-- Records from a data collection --
..............................
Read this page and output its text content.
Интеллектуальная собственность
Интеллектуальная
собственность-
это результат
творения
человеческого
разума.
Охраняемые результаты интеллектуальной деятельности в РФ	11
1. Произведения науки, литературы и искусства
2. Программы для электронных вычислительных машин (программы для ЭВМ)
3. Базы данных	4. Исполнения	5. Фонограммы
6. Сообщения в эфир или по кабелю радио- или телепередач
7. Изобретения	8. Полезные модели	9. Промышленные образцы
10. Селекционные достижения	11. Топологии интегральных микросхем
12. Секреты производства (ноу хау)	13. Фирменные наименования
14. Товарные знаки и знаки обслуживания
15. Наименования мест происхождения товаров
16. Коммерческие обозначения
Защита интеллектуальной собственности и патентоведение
..............................
-- TASK DESCRIPTION --
Copy down the whole of the data above, matching it exactly.

-- PROBLEM SOLUTION --
Read this page and output its text content.
Интеллектуальная собственность
Интеллектуальная
собственность-
это результат
творения
человеческого
разума.
Охраняемые результаты интеллектуальной деятельности в РФ	11
1. Произведения науки, литературы и искусства
2. Программы для электронных вычислительных машин (программы для ЭВМ)
3. Базы данных	4. Исполнения	5. Фонограммы
6. Сообщения в эфир или по кабелю радио- или телепередач
7. Изобретения	8. Полезные модели	9. Промышленные образцы
10. Селекционные достижения	11. Топологии интегральных микросхем
12. Секреты производства (ноу хау)	13. Фирменные наименования
14. Товарные знаки и знаки обслуживания
15. Наименования мест происхождения товаров
16. Коммерческие обозначения
Защита интеллектуальной собственности и патентоведение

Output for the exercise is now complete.